• _DATA FOR PROCESSING_:

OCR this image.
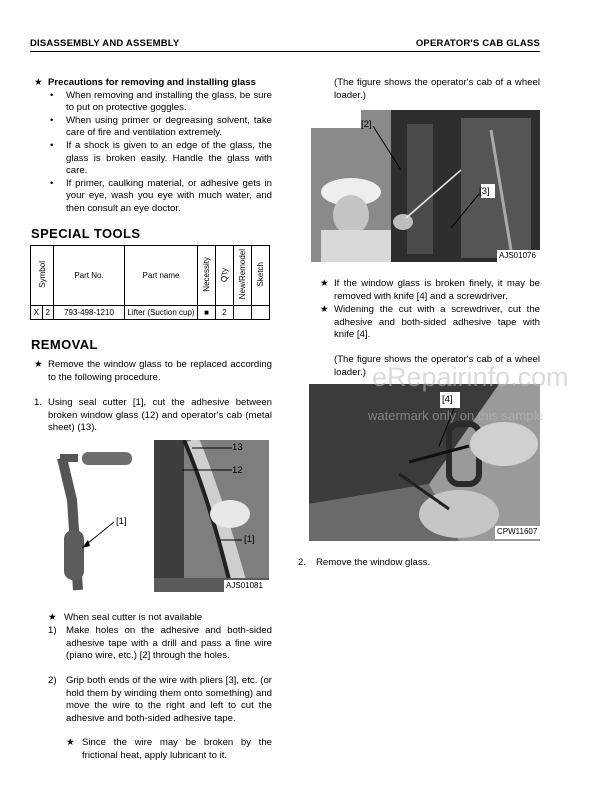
DISASSEMBLY AND ASSEMBLY	OPERATOR'S CAB GLASS
★ Precautions for removing and installing glass
• When removing and installing the glass, be sure to put on protective goggles.
• When using primer or degreasing solvent, take care of fire and ventilation extremely.
• If a shock is given to an edge of the glass, the glass is broken easily. Handle the glass with care.
• If primer, caulking material, or adhesive gets in your eye, wash you eye with much water, and then consult an eye doctor.
SPECIAL TOOLS
Symbol		Part No.	Part name	Necessity	Q'ty	New/Remodel	Sketch
X	2	793-498-1210	Lifter (Suction cup)	■	2		
REMOVAL
★ Remove the window glass to be replaced according to the following procedure.
1. Using seal cutter [1], cut the adhesive between broken window glass (12) and operator's cab (metal sheet) (13).
13
12
[1]
[1]
AJS01081
★ When seal cutter is not available
1) Make holes on the adhesive and both-sided adhesive tape with a drill and pass a fine wire (piano wire, etc.) [2] through the holes.
2) Grip both ends of the wire with pliers [3], etc. (or hold them by winding them onto something) and move the wire to the right and left to cut the adhesive and both-sided adhesive tape.
★ Since the wire may be broken by the frictional heat, apply lubricant to it.
(The figure shows the operator's cab of a wheel loader.)
[2]
[3]
AJS01076
★ If the window glass is broken finely, it may be removed with knife [4] and a screwdriver.
★ Widening the cut with a screwdriver, cut the adhesive and both-sided adhesive tape with knife [4].
(The figure shows the operator's cab of a wheel loader.)
[4]
CPW11607
2. Remove the window glass.
eRepairinfo.com
watermark only on this sample
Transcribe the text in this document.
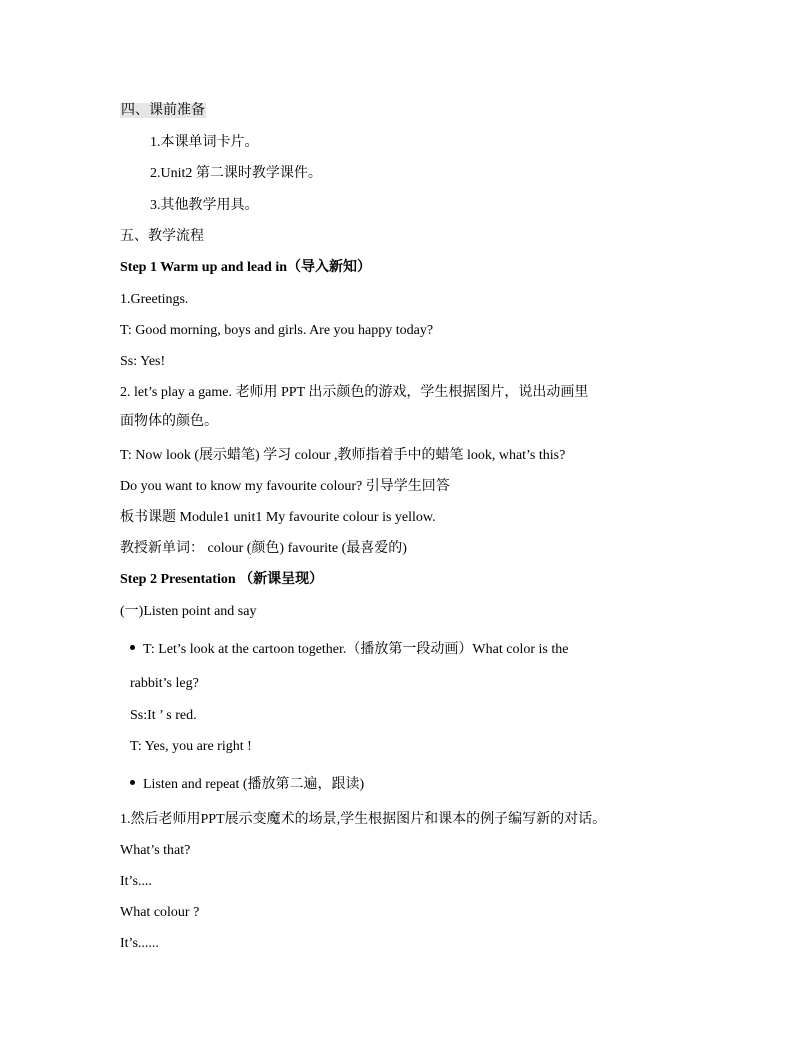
四、课前准备
1.本课单词卡片。
2.Unit2 第二课时教学课件。
3.其他教学用具。
五、教学流程
Step 1 Warm up and lead in（导入新知）
1.Greetings.
T: Good morning, boys and girls. Are you happy today?
Ss: Yes!
2. let’s play a game. 老师用 PPT 出示颜色的游戏，学生根据图片，说出动画里
面物体的颜色。
T: Now look (展示蜡笔) 学习 colour ,教师指着手中的蜡笔 look, what’s this?
Do you want to know my favourite colour? 引导学生回答
板书课题 Module1 unit1 My favourite colour is yellow.
教授新单词： colour (颜色) favourite (最喜爱的)
Step 2 Presentation （新课呈现）
(一)Listen point and say
T: Let’s look at the cartoon together.（播放第一段动画）What color is the
rabbit’s leg?
Ss:It ’ s red.
T: Yes, you are right !
Listen and repeat (播放第二遍，跟读)
1.然后老师用PPT展示变魔术的场景,学生根据图片和课本的例子编写新的对话。
What’s that?
It’s....
What colour ?
It’s......
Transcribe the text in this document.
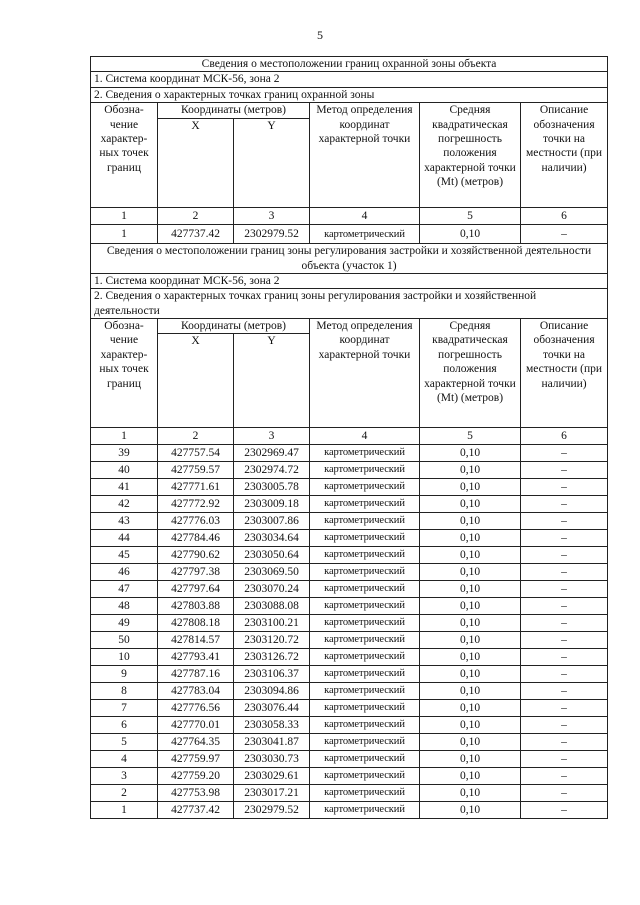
5
Сведения о местоположении границ охранной зоны объекта					
1. Система координат МСК-56, зона 2					
2. Сведения о характерных точках границ охранной зоны					
Обозна-чение характер-ных точек границ	Координаты (метров)		Метод определения координат характерной точки	Средняя квадратическая погрешность положения характерной точки (Mt) (метров)	Описание обозначения точки на местности (при наличии)
	X	Y			
1	2	3	4	5	6
1	427737.42	2302979.52	картометрический	0,10	–
Сведения о местоположении границ зоны регулирования застройки и хозяйственной деятельности объекта (участок 1)					
1. Система координат МСК-56, зона 2					
2. Сведения о характерных точках границ зоны регулирования застройки и хозяйственной деятельности					
Обозна-чение характер-ных точек границ	Координаты (метров)		Метод определения координат характерной точки	Средняя квадратическая погрешность положения характерной точки (Mt) (метров)	Описание обозначения точки на местности (при наличии)
	X	Y			
1	2	3	4	5	6
39	427757.54	2302969.47	картометрический	0,10	–
40	427759.57	2302974.72	картометрический	0,10	–
41	427771.61	2303005.78	картометрический	0,10	–
42	427772.92	2303009.18	картометрический	0,10	–
43	427776.03	2303007.86	картометрический	0,10	–
44	427784.46	2303034.64	картометрический	0,10	–
45	427790.62	2303050.64	картометрический	0,10	–
46	427797.38	2303069.50	картометрический	0,10	–
47	427797.64	2303070.24	картометрический	0,10	–
48	427803.88	2303088.08	картометрический	0,10	–
49	427808.18	2303100.21	картометрический	0,10	–
50	427814.57	2303120.72	картометрический	0,10	–
10	427793.41	2303126.72	картометрический	0,10	–
9	427787.16	2303106.37	картометрический	0,10	–
8	427783.04	2303094.86	картометрический	0,10	–
7	427776.56	2303076.44	картометрический	0,10	–
6	427770.01	2303058.33	картометрический	0,10	–
5	427764.35	2303041.87	картометрический	0,10	–
4	427759.97	2303030.73	картометрический	0,10	–
3	427759.20	2303029.61	картометрический	0,10	–
2	427753.98	2303017.21	картометрический	0,10	–
1	427737.42	2302979.52	картометрический	0,10	–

• _WHAT YOU ARE ASKED TO DO_:
Identify each line containing the string "broken" and copy it out.

• _WORKED ANSWER_:
• If a shock is given to an edge of the glass, the glass is broken easily. Handle the glass with care.
1. Using seal cutter [1], cut the adhesive between broken window glass (12) and operator's cab (metal sheet) (13).
★ Since the wire may be broken by the frictional heat, apply lubricant to it.
★ If the window glass is broken finely, it may be removed with knife [4] and a screwdriver.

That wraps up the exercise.